GIVEN PROBLEM:
Identify the lines that contain the word "this", then copy them.

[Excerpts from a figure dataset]
* * * * *

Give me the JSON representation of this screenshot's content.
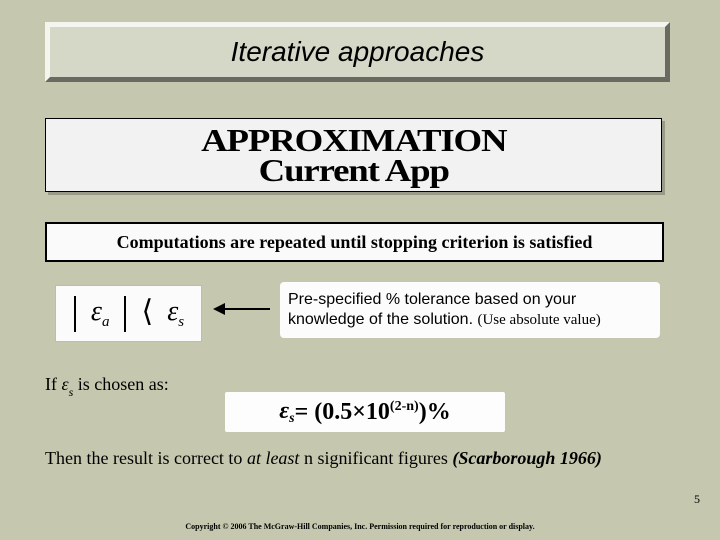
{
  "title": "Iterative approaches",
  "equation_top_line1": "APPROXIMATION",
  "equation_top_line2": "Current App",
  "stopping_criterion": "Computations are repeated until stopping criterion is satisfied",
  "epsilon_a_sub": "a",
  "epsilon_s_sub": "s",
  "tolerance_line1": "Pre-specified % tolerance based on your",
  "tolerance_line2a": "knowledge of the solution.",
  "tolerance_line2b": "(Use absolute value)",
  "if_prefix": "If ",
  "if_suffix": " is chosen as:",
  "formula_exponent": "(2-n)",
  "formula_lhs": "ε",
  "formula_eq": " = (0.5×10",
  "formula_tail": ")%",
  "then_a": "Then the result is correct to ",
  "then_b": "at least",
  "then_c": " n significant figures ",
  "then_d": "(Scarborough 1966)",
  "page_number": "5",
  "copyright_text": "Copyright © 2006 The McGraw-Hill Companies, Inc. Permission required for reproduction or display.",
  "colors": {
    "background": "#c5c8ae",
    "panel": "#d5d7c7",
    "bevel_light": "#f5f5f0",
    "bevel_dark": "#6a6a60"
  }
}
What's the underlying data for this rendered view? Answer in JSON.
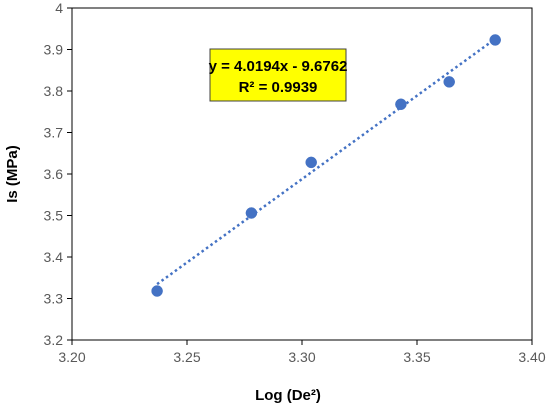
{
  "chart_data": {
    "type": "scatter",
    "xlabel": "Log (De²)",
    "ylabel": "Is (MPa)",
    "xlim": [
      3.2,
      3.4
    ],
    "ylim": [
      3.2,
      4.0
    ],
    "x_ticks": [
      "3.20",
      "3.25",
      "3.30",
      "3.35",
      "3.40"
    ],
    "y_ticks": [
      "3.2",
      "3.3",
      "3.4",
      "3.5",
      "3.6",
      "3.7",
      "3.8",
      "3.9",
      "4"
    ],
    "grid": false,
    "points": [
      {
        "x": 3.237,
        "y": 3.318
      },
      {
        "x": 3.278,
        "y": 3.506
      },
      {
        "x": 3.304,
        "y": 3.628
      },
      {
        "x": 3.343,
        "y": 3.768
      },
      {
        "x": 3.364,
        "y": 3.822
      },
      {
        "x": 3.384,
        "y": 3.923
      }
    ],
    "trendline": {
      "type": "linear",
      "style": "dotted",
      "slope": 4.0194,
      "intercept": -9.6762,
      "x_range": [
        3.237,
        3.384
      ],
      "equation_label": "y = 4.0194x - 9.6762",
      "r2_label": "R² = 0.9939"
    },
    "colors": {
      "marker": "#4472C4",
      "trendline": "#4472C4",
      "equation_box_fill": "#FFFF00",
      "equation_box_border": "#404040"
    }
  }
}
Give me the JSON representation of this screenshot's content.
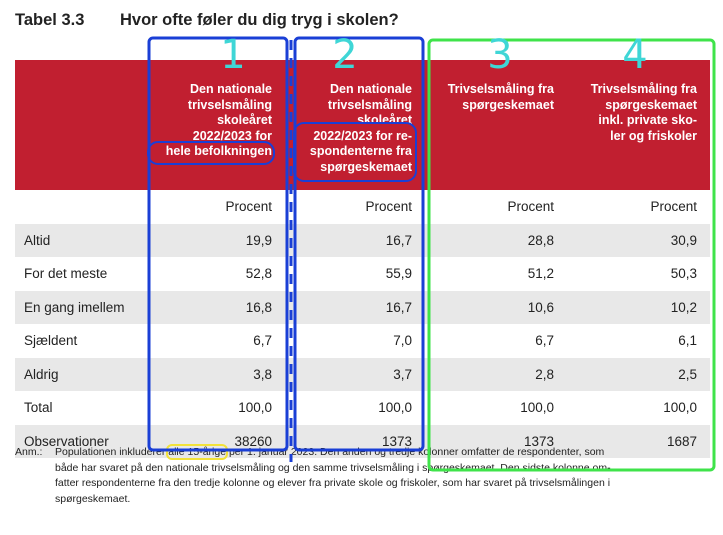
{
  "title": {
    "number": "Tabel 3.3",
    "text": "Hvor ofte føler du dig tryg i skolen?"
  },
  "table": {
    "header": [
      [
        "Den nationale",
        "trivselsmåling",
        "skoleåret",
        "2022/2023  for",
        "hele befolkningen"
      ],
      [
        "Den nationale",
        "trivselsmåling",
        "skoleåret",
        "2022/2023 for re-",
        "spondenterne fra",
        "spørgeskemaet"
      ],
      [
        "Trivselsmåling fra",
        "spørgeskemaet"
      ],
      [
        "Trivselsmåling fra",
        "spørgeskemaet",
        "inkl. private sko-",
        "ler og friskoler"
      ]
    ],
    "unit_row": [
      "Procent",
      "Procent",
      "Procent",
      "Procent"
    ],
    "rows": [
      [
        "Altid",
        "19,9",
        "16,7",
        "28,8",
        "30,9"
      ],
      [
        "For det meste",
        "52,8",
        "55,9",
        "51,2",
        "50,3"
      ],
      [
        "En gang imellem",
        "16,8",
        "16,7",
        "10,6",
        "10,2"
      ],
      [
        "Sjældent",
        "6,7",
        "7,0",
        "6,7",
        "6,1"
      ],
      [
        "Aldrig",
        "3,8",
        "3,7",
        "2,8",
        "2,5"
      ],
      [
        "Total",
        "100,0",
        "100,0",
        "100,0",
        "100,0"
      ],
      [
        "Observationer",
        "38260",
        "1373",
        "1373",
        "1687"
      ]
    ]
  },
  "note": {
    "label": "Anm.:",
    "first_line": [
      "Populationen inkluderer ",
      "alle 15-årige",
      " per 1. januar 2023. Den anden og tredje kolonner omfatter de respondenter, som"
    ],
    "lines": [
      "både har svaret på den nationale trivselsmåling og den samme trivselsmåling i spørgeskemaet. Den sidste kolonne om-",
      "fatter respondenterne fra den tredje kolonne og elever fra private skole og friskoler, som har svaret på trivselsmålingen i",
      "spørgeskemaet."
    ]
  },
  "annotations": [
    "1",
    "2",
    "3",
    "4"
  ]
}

* * * * *

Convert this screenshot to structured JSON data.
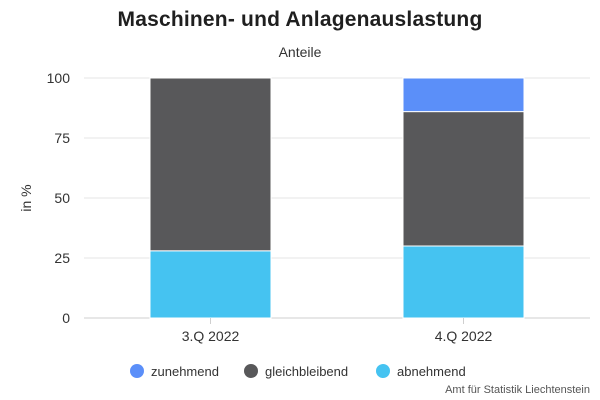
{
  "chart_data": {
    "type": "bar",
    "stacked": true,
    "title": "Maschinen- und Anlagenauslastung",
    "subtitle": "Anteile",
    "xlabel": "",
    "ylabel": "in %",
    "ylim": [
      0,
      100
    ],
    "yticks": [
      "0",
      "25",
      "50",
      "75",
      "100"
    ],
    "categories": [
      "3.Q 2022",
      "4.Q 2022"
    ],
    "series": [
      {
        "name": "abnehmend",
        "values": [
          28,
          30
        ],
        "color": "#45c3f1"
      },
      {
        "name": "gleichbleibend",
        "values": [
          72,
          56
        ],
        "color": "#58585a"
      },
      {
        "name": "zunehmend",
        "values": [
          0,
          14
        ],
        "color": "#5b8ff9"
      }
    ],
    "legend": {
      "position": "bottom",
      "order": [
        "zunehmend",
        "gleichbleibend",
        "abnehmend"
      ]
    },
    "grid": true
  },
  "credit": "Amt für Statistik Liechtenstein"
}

* * * * *

WRITTEN RESPONSE:
Give me the JSON representation of this screenshot's content.
What's the underlying data for this rendered view? Answer in JSON.
Give me the JSON representation of this screenshot's content.
Convert this screenshot to structured JSON data.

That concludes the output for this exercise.